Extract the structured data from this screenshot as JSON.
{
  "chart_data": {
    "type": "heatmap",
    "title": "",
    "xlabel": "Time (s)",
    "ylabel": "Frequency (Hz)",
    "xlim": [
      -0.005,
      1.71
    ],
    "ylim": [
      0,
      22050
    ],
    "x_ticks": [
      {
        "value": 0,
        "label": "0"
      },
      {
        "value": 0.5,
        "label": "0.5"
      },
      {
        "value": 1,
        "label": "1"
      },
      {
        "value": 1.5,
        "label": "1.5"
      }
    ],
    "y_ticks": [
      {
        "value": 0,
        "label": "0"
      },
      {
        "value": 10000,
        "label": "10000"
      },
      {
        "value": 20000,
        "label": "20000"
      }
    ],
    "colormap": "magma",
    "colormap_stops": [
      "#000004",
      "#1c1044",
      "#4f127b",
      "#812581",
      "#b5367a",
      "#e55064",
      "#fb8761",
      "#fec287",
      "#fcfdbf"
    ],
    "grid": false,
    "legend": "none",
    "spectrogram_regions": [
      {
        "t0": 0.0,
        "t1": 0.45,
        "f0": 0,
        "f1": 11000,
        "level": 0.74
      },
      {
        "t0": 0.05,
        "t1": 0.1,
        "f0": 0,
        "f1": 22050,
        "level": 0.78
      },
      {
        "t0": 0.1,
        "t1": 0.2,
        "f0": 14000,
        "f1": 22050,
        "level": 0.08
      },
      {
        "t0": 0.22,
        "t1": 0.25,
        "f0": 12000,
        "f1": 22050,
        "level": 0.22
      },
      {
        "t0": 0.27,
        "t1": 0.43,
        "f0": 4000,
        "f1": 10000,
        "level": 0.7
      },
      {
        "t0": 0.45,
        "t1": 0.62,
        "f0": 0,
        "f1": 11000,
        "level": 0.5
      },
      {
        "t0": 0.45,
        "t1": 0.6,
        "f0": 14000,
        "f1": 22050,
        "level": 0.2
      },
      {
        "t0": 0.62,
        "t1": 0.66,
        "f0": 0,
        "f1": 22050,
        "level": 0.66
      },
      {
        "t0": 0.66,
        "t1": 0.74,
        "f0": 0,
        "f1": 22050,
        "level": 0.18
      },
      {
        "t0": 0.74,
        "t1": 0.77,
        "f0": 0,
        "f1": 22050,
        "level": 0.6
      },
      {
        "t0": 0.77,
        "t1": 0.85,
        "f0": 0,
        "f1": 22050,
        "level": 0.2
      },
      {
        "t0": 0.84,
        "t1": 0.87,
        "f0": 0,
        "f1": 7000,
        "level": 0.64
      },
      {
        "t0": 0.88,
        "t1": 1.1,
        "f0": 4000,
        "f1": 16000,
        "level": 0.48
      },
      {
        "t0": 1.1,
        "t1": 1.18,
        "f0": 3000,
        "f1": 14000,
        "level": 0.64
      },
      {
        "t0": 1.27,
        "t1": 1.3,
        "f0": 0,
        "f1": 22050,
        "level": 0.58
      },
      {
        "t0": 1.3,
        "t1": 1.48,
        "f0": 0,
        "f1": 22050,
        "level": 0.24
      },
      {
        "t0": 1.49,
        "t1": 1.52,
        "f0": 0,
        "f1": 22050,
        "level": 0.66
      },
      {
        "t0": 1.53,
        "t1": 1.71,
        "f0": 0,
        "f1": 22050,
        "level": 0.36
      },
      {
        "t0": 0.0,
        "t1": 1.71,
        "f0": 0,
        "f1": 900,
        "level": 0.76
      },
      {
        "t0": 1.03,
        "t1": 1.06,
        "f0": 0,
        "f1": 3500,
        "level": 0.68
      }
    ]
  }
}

══════════

→ **Work to be completed**
Write down every line of the data exactly as it appears above.

→ **Answer for the task**
Extract the structured data from this screenshot as JSON.
{
  "chart_data": {
    "type": "heatmap",
    "title": "",
    "xlabel": "Time (s)",
    "ylabel": "Frequency (Hz)",
    "xlim": [
      -0.005,
      1.71
    ],
    "ylim": [
      0,
      22050
    ],
    "x_ticks": [
      {
        "value": 0,
        "label": "0"
      },
      {
        "value": 0.5,
        "label": "0.5"
      },
      {
        "value": 1,
        "label": "1"
      },
      {
        "value": 1.5,
        "label": "1.5"
      }
    ],
    "y_ticks": [
      {
        "value": 0,
        "label": "0"
      },
      {
        "value": 10000,
        "label": "10000"
      },
      {
        "value": 20000,
        "label": "20000"
      }
    ],
    "colormap": "magma",
    "colormap_stops": [
      "#000004",
      "#1c1044",
      "#4f127b",
      "#812581",
      "#b5367a",
      "#e55064",
      "#fb8761",
      "#fec287",
      "#fcfdbf"
    ],
    "grid": false,
    "legend": "none",
    "spectrogram_regions": [
      {
        "t0": 0.0,
        "t1": 0.45,
        "f0": 0,
        "f1": 11000,
        "level": 0.74
      },
      {
        "t0": 0.05,
        "t1": 0.1,
        "f0": 0,
        "f1": 22050,
        "level": 0.78
      },
      {
        "t0": 0.1,
        "t1": 0.2,
        "f0": 14000,
        "f1": 22050,
        "level": 0.08
      },
      {
        "t0": 0.22,
        "t1": 0.25,
        "f0": 12000,
        "f1": 22050,
        "level": 0.22
      },
      {
        "t0": 0.27,
        "t1": 0.43,
        "f0": 4000,
        "f1": 10000,
        "level": 0.7
      },
      {
        "t0": 0.45,
        "t1": 0.62,
        "f0": 0,
        "f1": 11000,
        "level": 0.5
      },
      {
        "t0": 0.45,
        "t1": 0.6,
        "f0": 14000,
        "f1": 22050,
        "level": 0.2
      },
      {
        "t0": 0.62,
        "t1": 0.66,
        "f0": 0,
        "f1": 22050,
        "level": 0.66
      },
      {
        "t0": 0.66,
        "t1": 0.74,
        "f0": 0,
        "f1": 22050,
        "level": 0.18
      },
      {
        "t0": 0.74,
        "t1": 0.77,
        "f0": 0,
        "f1": 22050,
        "level": 0.6
      },
      {
        "t0": 0.77,
        "t1": 0.85,
        "f0": 0,
        "f1": 22050,
        "level": 0.2
      },
      {
        "t0": 0.84,
        "t1": 0.87,
        "f0": 0,
        "f1": 7000,
        "level": 0.64
      },
      {
        "t0": 0.88,
        "t1": 1.1,
        "f0": 4000,
        "f1": 16000,
        "level": 0.48
      },
      {
        "t0": 1.1,
        "t1": 1.18,
        "f0": 3000,
        "f1": 14000,
        "level": 0.64
      },
      {
        "t0": 1.27,
        "t1": 1.3,
        "f0": 0,
        "f1": 22050,
        "level": 0.58
      },
      {
        "t0": 1.3,
        "t1": 1.48,
        "f0": 0,
        "f1": 22050,
        "level": 0.24
      },
      {
        "t0": 1.49,
        "t1": 1.52,
        "f0": 0,
        "f1": 22050,
        "level": 0.66
      },
      {
        "t0": 1.53,
        "t1": 1.71,
        "f0": 0,
        "f1": 22050,
        "level": 0.36
      },
      {
        "t0": 0.0,
        "t1": 1.71,
        "f0": 0,
        "f1": 900,
        "level": 0.76
      },
      {
        "t0": 1.03,
        "t1": 1.06,
        "f0": 0,
        "f1": 3500,
        "level": 0.68
      }
    ]
  }
}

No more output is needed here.